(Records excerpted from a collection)
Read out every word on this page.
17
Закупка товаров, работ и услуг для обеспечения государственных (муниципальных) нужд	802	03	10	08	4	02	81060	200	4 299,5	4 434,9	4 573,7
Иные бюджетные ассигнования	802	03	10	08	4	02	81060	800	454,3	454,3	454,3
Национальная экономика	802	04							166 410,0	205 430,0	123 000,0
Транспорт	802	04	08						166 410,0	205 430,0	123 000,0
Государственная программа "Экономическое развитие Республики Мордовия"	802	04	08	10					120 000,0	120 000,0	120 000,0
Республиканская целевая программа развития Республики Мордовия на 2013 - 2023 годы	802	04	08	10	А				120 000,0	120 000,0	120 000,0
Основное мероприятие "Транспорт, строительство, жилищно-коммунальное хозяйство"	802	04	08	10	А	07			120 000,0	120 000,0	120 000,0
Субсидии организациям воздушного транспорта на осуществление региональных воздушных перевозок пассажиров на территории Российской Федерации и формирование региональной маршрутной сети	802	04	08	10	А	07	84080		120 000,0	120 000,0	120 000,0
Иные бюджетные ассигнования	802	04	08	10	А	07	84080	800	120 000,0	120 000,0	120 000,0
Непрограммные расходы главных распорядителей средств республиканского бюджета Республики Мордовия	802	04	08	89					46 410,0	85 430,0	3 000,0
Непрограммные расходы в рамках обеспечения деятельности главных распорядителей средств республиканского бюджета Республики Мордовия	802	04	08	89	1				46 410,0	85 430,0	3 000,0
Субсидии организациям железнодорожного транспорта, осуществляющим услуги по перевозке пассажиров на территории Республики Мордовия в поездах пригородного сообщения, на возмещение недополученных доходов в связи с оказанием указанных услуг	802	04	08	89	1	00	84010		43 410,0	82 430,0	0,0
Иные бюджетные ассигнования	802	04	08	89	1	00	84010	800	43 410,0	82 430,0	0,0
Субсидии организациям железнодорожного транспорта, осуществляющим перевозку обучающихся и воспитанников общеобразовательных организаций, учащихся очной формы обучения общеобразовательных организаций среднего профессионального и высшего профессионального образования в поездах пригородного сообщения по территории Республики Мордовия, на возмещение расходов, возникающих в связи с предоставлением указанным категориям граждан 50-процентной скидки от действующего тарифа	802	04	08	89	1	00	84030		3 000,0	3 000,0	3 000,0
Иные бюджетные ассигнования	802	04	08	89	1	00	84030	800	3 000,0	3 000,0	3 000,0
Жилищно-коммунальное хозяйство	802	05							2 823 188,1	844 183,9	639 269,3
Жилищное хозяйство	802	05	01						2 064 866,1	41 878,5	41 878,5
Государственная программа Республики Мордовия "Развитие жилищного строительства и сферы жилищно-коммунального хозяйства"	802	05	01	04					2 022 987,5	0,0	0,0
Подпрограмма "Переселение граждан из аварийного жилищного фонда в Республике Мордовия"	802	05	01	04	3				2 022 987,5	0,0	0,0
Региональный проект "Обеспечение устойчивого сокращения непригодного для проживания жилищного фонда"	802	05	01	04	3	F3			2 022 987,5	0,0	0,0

→ Goal
Give the entries again in full, exactly as they are written.

→ Reply to the task
Read out every word on this page.
17
Закупка товаров, работ и услуг для обеспечения государственных (муниципальных) нужд	802	03	10	08	4	02	81060	200	4 299,5	4 434,9	4 573,7
Иные бюджетные ассигнования	802	03	10	08	4	02	81060	800	454,3	454,3	454,3
Национальная экономика	802	04							166 410,0	205 430,0	123 000,0
Транспорт	802	04	08						166 410,0	205 430,0	123 000,0
Государственная программа "Экономическое развитие Республики Мордовия"	802	04	08	10					120 000,0	120 000,0	120 000,0
Республиканская целевая программа развития Республики Мордовия на 2013 - 2023 годы	802	04	08	10	А				120 000,0	120 000,0	120 000,0
Основное мероприятие "Транспорт, строительство, жилищно-коммунальное хозяйство"	802	04	08	10	А	07			120 000,0	120 000,0	120 000,0
Субсидии организациям воздушного транспорта на осуществление региональных воздушных перевозок пассажиров на территории Российской Федерации и формирование региональной маршрутной сети	802	04	08	10	А	07	84080		120 000,0	120 000,0	120 000,0
Иные бюджетные ассигнования	802	04	08	10	А	07	84080	800	120 000,0	120 000,0	120 000,0
Непрограммные расходы главных распорядителей средств республиканского бюджета Республики Мордовия	802	04	08	89					46 410,0	85 430,0	3 000,0
Непрограммные расходы в рамках обеспечения деятельности главных распорядителей средств республиканского бюджета Республики Мордовия	802	04	08	89	1				46 410,0	85 430,0	3 000,0
Субсидии организациям железнодорожного транспорта, осуществляющим услуги по перевозке пассажиров на территории Республики Мордовия в поездах пригородного сообщения, на возмещение недополученных доходов в связи с оказанием указанных услуг	802	04	08	89	1	00	84010		43 410,0	82 430,0	0,0
Иные бюджетные ассигнования	802	04	08	89	1	00	84010	800	43 410,0	82 430,0	0,0
Субсидии организациям железнодорожного транспорта, осуществляющим перевозку обучающихся и воспитанников общеобразовательных организаций, учащихся очной формы обучения общеобразовательных организаций среднего профессионального и высшего профессионального образования в поездах пригородного сообщения по территории Республики Мордовия, на возмещение расходов, возникающих в связи с предоставлением указанным категориям граждан 50-процентной скидки от действующего тарифа	802	04	08	89	1	00	84030		3 000,0	3 000,0	3 000,0
Иные бюджетные ассигнования	802	04	08	89	1	00	84030	800	3 000,0	3 000,0	3 000,0
Жилищно-коммунальное хозяйство	802	05							2 823 188,1	844 183,9	639 269,3
Жилищное хозяйство	802	05	01						2 064 866,1	41 878,5	41 878,5
Государственная программа Республики Мордовия "Развитие жилищного строительства и сферы жилищно-коммунального хозяйства"	802	05	01	04					2 022 987,5	0,0	0,0
Подпрограмма "Переселение граждан из аварийного жилищного фонда в Республике Мордовия"	802	05	01	04	3				2 022 987,5	0,0	0,0
Региональный проект "Обеспечение устойчивого сокращения непригодного для проживания жилищного фонда"	802	05	01	04	3	F3			2 022 987,5	0,0	0,0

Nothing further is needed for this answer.